Set task:
Repeat all entries exactly.

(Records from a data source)
######

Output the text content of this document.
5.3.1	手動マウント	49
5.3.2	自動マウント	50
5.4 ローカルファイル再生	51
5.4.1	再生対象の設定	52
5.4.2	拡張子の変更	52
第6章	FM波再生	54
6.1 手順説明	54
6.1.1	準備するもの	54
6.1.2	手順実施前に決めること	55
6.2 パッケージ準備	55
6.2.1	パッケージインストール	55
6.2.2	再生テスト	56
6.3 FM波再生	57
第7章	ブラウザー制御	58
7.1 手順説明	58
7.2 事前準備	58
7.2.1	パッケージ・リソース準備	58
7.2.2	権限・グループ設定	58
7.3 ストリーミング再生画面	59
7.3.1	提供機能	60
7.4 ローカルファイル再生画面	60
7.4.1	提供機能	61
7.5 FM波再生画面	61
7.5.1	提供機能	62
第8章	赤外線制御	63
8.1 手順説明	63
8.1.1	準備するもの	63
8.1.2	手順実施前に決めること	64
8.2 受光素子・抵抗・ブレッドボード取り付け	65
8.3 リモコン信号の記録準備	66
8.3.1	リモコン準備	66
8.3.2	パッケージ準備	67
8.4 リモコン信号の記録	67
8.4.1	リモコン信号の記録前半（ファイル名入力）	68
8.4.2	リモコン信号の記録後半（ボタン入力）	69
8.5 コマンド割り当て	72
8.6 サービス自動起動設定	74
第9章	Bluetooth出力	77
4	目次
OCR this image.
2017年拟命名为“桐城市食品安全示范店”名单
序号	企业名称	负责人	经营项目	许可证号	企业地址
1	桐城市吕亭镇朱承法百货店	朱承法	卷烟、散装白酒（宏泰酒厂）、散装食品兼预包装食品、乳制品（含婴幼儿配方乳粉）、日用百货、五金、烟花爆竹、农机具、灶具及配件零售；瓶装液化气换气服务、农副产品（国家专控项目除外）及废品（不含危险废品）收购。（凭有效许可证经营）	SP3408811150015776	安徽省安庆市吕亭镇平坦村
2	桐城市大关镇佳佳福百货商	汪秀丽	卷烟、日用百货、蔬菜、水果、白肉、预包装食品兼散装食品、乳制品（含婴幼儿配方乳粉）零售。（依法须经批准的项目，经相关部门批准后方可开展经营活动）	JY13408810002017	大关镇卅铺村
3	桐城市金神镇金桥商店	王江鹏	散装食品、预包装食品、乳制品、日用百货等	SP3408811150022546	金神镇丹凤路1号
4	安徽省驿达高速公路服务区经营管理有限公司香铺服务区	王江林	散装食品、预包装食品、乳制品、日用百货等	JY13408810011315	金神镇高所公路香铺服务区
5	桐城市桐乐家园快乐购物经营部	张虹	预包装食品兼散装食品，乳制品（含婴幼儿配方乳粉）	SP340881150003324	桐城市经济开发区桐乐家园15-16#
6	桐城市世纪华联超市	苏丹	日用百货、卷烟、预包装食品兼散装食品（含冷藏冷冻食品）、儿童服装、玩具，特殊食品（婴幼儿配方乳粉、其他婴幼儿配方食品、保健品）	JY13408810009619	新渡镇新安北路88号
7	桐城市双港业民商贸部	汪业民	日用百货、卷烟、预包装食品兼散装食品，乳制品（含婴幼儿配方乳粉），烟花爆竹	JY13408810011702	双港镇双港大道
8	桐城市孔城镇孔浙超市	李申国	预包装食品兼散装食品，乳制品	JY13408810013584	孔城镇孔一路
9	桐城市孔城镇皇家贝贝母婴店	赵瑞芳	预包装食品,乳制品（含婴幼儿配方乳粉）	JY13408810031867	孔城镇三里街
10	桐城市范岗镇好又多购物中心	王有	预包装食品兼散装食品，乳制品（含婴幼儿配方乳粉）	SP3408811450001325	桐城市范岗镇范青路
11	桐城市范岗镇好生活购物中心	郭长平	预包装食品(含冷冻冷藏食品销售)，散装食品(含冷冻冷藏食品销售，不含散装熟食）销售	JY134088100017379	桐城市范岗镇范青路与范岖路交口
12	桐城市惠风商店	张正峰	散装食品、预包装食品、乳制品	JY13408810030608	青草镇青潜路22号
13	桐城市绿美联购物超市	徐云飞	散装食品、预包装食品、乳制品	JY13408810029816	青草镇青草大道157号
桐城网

######

Output of the exercise:
Output the text content of this document.
5.3.1	手動マウント	49
5.3.2	自動マウント	50
5.4 ローカルファイル再生	51
5.4.1	再生対象の設定	52
5.4.2	拡張子の変更	52
第6章	FM波再生	54
6.1 手順説明	54
6.1.1	準備するもの	54
6.1.2	手順実施前に決めること	55
6.2 パッケージ準備	55
6.2.1	パッケージインストール	55
6.2.2	再生テスト	56
6.3 FM波再生	57
第7章	ブラウザー制御	58
7.1 手順説明	58
7.2 事前準備	58
7.2.1	パッケージ・リソース準備	58
7.2.2	権限・グループ設定	58
7.3 ストリーミング再生画面	59
7.3.1	提供機能	60
7.4 ローカルファイル再生画面	60
7.4.1	提供機能	61
7.5 FM波再生画面	61
7.5.1	提供機能	62
第8章	赤外線制御	63
8.1 手順説明	63
8.1.1	準備するもの	63
8.1.2	手順実施前に決めること	64
8.2 受光素子・抵抗・ブレッドボード取り付け	65
8.3 リモコン信号の記録準備	66
8.3.1	リモコン準備	66
8.3.2	パッケージ準備	67
8.4 リモコン信号の記録	67
8.4.1	リモコン信号の記録前半（ファイル名入力）	68
8.4.2	リモコン信号の記録後半（ボタン入力）	69
8.5 コマンド割り当て	72
8.6 サービス自動起動設定	74
第9章	Bluetooth出力	77
4	目次
OCR this image.
2017年拟命名为“桐城市食品安全示范店”名单
序号	企业名称	负责人	经营项目	许可证号	企业地址
1	桐城市吕亭镇朱承法百货店	朱承法	卷烟、散装白酒（宏泰酒厂）、散装食品兼预包装食品、乳制品（含婴幼儿配方乳粉）、日用百货、五金、烟花爆竹、农机具、灶具及配件零售；瓶装液化气换气服务、农副产品（国家专控项目除外）及废品（不含危险废品）收购。（凭有效许可证经营）	SP3408811150015776	安徽省安庆市吕亭镇平坦村
2	桐城市大关镇佳佳福百货商	汪秀丽	卷烟、日用百货、蔬菜、水果、白肉、预包装食品兼散装食品、乳制品（含婴幼儿配方乳粉）零售。（依法须经批准的项目，经相关部门批准后方可开展经营活动）	JY13408810002017	大关镇卅铺村
3	桐城市金神镇金桥商店	王江鹏	散装食品、预包装食品、乳制品、日用百货等	SP3408811150022546	金神镇丹凤路1号
4	安徽省驿达高速公路服务区经营管理有限公司香铺服务区	王江林	散装食品、预包装食品、乳制品、日用百货等	JY13408810011315	金神镇高所公路香铺服务区
5	桐城市桐乐家园快乐购物经营部	张虹	预包装食品兼散装食品，乳制品（含婴幼儿配方乳粉）	SP340881150003324	桐城市经济开发区桐乐家园15-16#
6	桐城市世纪华联超市	苏丹	日用百货、卷烟、预包装食品兼散装食品（含冷藏冷冻食品）、儿童服装、玩具，特殊食品（婴幼儿配方乳粉、其他婴幼儿配方食品、保健品）	JY13408810009619	新渡镇新安北路88号
7	桐城市双港业民商贸部	汪业民	日用百货、卷烟、预包装食品兼散装食品，乳制品（含婴幼儿配方乳粉），烟花爆竹	JY13408810011702	双港镇双港大道
8	桐城市孔城镇孔浙超市	李申国	预包装食品兼散装食品，乳制品	JY13408810013584	孔城镇孔一路
9	桐城市孔城镇皇家贝贝母婴店	赵瑞芳	预包装食品,乳制品（含婴幼儿配方乳粉）	JY13408810031867	孔城镇三里街
10	桐城市范岗镇好又多购物中心	王有	预包装食品兼散装食品，乳制品（含婴幼儿配方乳粉）	SP3408811450001325	桐城市范岗镇范青路
11	桐城市范岗镇好生活购物中心	郭长平	预包装食品(含冷冻冷藏食品销售)，散装食品(含冷冻冷藏食品销售，不含散装熟食）销售	JY134088100017379	桐城市范岗镇范青路与范岖路交口
12	桐城市惠风商店	张正峰	散装食品、预包装食品、乳制品	JY13408810030608	青草镇青潜路22号
13	桐城市绿美联购物超市	徐云飞	散装食品、预包装食品、乳制品	JY13408810029816	青草镇青草大道157号
桐城网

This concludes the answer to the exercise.